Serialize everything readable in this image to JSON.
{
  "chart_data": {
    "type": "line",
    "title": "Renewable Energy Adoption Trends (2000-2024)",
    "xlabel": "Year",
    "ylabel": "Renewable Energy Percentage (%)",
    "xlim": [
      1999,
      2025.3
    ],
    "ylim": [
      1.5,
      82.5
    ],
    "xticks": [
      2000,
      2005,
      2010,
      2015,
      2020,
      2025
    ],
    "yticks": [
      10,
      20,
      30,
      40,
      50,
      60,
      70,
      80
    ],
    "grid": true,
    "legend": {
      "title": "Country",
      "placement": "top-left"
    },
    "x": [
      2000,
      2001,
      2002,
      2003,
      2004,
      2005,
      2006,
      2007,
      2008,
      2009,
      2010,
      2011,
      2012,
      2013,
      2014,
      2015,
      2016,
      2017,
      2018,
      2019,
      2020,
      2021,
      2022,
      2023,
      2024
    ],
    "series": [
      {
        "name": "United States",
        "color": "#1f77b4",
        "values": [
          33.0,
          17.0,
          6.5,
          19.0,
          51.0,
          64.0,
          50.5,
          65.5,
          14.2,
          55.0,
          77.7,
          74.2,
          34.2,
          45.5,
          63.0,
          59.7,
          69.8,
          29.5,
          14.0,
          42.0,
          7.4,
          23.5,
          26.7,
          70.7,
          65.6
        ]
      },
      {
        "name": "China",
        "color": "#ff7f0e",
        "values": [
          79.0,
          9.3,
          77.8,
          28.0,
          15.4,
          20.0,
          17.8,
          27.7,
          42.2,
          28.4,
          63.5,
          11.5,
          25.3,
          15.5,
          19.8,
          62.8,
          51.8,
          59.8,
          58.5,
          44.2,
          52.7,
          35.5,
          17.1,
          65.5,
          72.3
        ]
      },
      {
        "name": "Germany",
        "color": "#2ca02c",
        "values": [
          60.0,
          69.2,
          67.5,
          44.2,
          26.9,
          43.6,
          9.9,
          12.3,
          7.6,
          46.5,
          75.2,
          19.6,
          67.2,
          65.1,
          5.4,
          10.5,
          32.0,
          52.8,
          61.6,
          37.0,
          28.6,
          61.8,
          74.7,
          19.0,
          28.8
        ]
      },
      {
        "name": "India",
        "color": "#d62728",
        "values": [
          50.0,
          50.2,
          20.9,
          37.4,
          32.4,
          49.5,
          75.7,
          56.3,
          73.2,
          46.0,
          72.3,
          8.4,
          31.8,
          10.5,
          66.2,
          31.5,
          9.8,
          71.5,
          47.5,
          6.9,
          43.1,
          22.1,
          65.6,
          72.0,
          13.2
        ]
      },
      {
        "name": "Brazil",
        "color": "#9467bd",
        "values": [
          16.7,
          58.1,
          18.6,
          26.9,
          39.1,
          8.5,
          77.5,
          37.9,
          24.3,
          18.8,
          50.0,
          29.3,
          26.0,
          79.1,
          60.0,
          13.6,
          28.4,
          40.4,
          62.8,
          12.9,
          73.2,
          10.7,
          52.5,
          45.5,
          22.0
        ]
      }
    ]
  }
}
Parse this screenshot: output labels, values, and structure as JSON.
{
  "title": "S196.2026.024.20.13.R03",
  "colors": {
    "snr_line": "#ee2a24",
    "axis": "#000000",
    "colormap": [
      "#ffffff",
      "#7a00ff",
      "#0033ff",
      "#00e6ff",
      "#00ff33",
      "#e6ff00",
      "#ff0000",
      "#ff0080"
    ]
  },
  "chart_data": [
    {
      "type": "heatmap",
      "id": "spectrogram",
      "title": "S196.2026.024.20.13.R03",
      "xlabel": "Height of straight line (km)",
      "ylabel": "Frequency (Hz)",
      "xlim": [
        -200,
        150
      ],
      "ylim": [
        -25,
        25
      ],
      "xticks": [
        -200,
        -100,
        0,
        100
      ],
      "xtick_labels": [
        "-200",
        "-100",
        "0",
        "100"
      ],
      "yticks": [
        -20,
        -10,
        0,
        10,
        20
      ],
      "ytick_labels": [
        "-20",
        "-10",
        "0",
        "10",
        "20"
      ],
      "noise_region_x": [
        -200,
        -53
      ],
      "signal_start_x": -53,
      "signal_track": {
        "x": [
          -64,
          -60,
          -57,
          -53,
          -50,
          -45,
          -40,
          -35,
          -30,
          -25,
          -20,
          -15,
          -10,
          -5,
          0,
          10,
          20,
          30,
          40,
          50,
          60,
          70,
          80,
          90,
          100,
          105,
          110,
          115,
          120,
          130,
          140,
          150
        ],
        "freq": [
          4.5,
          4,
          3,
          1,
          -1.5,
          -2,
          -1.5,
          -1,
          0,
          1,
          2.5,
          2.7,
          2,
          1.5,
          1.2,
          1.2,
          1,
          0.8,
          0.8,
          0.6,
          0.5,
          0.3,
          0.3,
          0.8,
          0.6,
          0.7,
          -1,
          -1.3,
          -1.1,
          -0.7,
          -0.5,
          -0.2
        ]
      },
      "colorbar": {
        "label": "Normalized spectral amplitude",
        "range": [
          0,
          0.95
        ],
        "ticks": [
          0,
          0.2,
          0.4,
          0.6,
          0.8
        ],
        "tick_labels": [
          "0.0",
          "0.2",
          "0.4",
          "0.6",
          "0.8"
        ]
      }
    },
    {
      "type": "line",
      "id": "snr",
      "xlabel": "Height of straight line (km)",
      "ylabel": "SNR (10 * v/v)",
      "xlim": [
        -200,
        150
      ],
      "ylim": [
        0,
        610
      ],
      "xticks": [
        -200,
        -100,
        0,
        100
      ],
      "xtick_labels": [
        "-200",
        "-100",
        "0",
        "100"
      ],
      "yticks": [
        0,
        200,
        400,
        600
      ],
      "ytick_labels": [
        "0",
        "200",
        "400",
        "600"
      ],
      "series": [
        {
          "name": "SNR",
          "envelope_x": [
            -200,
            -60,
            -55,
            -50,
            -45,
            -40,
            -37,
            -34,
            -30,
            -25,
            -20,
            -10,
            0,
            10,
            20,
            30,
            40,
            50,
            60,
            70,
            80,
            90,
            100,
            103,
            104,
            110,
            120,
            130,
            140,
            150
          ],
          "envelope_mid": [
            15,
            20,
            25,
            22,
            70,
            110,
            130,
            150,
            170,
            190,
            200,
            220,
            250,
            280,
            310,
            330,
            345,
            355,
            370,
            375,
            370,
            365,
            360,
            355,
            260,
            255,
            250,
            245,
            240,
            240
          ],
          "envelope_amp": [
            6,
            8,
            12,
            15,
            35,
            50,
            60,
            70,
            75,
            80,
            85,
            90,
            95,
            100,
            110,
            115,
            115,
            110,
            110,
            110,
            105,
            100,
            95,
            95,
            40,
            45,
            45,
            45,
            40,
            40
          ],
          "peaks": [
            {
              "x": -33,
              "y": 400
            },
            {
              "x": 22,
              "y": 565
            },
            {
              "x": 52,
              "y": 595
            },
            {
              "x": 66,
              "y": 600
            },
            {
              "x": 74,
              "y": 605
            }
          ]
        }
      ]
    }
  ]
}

*PROMPT:*
Repeat the entries shown above, every one, word for word.

*ANSWER:*
Serialize everything readable in this image to JSON.
{
  "chart_data": {
    "type": "line",
    "title": "Renewable Energy Adoption Trends (2000-2024)",
    "xlabel": "Year",
    "ylabel": "Renewable Energy Percentage (%)",
    "xlim": [
      1999,
      2025.3
    ],
    "ylim": [
      1.5,
      82.5
    ],
    "xticks": [
      2000,
      2005,
      2010,
      2015,
      2020,
      2025
    ],
    "yticks": [
      10,
      20,
      30,
      40,
      50,
      60,
      70,
      80
    ],
    "grid": true,
    "legend": {
      "title": "Country",
      "placement": "top-left"
    },
    "x": [
      2000,
      2001,
      2002,
      2003,
      2004,
      2005,
      2006,
      2007,
      2008,
      2009,
      2010,
      2011,
      2012,
      2013,
      2014,
      2015,
      2016,
      2017,
      2018,
      2019,
      2020,
      2021,
      2022,
      2023,
      2024
    ],
    "series": [
      {
        "name": "United States",
        "color": "#1f77b4",
        "values": [
          33.0,
          17.0,
          6.5,
          19.0,
          51.0,
          64.0,
          50.5,
          65.5,
          14.2,
          55.0,
          77.7,
          74.2,
          34.2,
          45.5,
          63.0,
          59.7,
          69.8,
          29.5,
          14.0,
          42.0,
          7.4,
          23.5,
          26.7,
          70.7,
          65.6
        ]
      },
      {
        "name": "China",
        "color": "#ff7f0e",
        "values": [
          79.0,
          9.3,
          77.8,
          28.0,
          15.4,
          20.0,
          17.8,
          27.7,
          42.2,
          28.4,
          63.5,
          11.5,
          25.3,
          15.5,
          19.8,
          62.8,
          51.8,
          59.8,
          58.5,
          44.2,
          52.7,
          35.5,
          17.1,
          65.5,
          72.3
        ]
      },
      {
        "name": "Germany",
        "color": "#2ca02c",
        "values": [
          60.0,
          69.2,
          67.5,
          44.2,
          26.9,
          43.6,
          9.9,
          12.3,
          7.6,
          46.5,
          75.2,
          19.6,
          67.2,
          65.1,
          5.4,
          10.5,
          32.0,
          52.8,
          61.6,
          37.0,
          28.6,
          61.8,
          74.7,
          19.0,
          28.8
        ]
      },
      {
        "name": "India",
        "color": "#d62728",
        "values": [
          50.0,
          50.2,
          20.9,
          37.4,
          32.4,
          49.5,
          75.7,
          56.3,
          73.2,
          46.0,
          72.3,
          8.4,
          31.8,
          10.5,
          66.2,
          31.5,
          9.8,
          71.5,
          47.5,
          6.9,
          43.1,
          22.1,
          65.6,
          72.0,
          13.2
        ]
      },
      {
        "name": "Brazil",
        "color": "#9467bd",
        "values": [
          16.7,
          58.1,
          18.6,
          26.9,
          39.1,
          8.5,
          77.5,
          37.9,
          24.3,
          18.8,
          50.0,
          29.3,
          26.0,
          79.1,
          60.0,
          13.6,
          28.4,
          40.4,
          62.8,
          12.9,
          73.2,
          10.7,
          52.5,
          45.5,
          22.0
        ]
      }
    ]
  }
}
Parse this screenshot: output labels, values, and structure as JSON.
{
  "title": "S196.2026.024.20.13.R03",
  "colors": {
    "snr_line": "#ee2a24",
    "axis": "#000000",
    "colormap": [
      "#ffffff",
      "#7a00ff",
      "#0033ff",
      "#00e6ff",
      "#00ff33",
      "#e6ff00",
      "#ff0000",
      "#ff0080"
    ]
  },
  "chart_data": [
    {
      "type": "heatmap",
      "id": "spectrogram",
      "title": "S196.2026.024.20.13.R03",
      "xlabel": "Height of straight line (km)",
      "ylabel": "Frequency (Hz)",
      "xlim": [
        -200,
        150
      ],
      "ylim": [
        -25,
        25
      ],
      "xticks": [
        -200,
        -100,
        0,
        100
      ],
      "xtick_labels": [
        "-200",
        "-100",
        "0",
        "100"
      ],
      "yticks": [
        -20,
        -10,
        0,
        10,
        20
      ],
      "ytick_labels": [
        "-20",
        "-10",
        "0",
        "10",
        "20"
      ],
      "noise_region_x": [
        -200,
        -53
      ],
      "signal_start_x": -53,
      "signal_track": {
        "x": [
          -64,
          -60,
          -57,
          -53,
          -50,
          -45,
          -40,
          -35,
          -30,
          -25,
          -20,
          -15,
          -10,
          -5,
          0,
          10,
          20,
          30,
          40,
          50,
          60,
          70,
          80,
          90,
          100,
          105,
          110,
          115,
          120,
          130,
          140,
          150
        ],
        "freq": [
          4.5,
          4,
          3,
          1,
          -1.5,
          -2,
          -1.5,
          -1,
          0,
          1,
          2.5,
          2.7,
          2,
          1.5,
          1.2,
          1.2,
          1,
          0.8,
          0.8,
          0.6,
          0.5,
          0.3,
          0.3,
          0.8,
          0.6,
          0.7,
          -1,
          -1.3,
          -1.1,
          -0.7,
          -0.5,
          -0.2
        ]
      },
      "colorbar": {
        "label": "Normalized spectral amplitude",
        "range": [
          0,
          0.95
        ],
        "ticks": [
          0,
          0.2,
          0.4,
          0.6,
          0.8
        ],
        "tick_labels": [
          "0.0",
          "0.2",
          "0.4",
          "0.6",
          "0.8"
        ]
      }
    },
    {
      "type": "line",
      "id": "snr",
      "xlabel": "Height of straight line (km)",
      "ylabel": "SNR (10 * v/v)",
      "xlim": [
        -200,
        150
      ],
      "ylim": [
        0,
        610
      ],
      "xticks": [
        -200,
        -100,
        0,
        100
      ],
      "xtick_labels": [
        "-200",
        "-100",
        "0",
        "100"
      ],
      "yticks": [
        0,
        200,
        400,
        600
      ],
      "ytick_labels": [
        "0",
        "200",
        "400",
        "600"
      ],
      "series": [
        {
          "name": "SNR",
          "envelope_x": [
            -200,
            -60,
            -55,
            -50,
            -45,
            -40,
            -37,
            -34,
            -30,
            -25,
            -20,
            -10,
            0,
            10,
            20,
            30,
            40,
            50,
            60,
            70,
            80,
            90,
            100,
            103,
            104,
            110,
            120,
            130,
            140,
            150
          ],
          "envelope_mid": [
            15,
            20,
            25,
            22,
            70,
            110,
            130,
            150,
            170,
            190,
            200,
            220,
            250,
            280,
            310,
            330,
            345,
            355,
            370,
            375,
            370,
            365,
            360,
            355,
            260,
            255,
            250,
            245,
            240,
            240
          ],
          "envelope_amp": [
            6,
            8,
            12,
            15,
            35,
            50,
            60,
            70,
            75,
            80,
            85,
            90,
            95,
            100,
            110,
            115,
            115,
            110,
            110,
            110,
            105,
            100,
            95,
            95,
            40,
            45,
            45,
            45,
            40,
            40
          ],
          "peaks": [
            {
              "x": -33,
              "y": 400
            },
            {
              "x": 22,
              "y": 565
            },
            {
              "x": 52,
              "y": 595
            },
            {
              "x": 66,
              "y": 600
            },
            {
              "x": 74,
              "y": 605
            }
          ]
        }
      ]
    }
  ]
}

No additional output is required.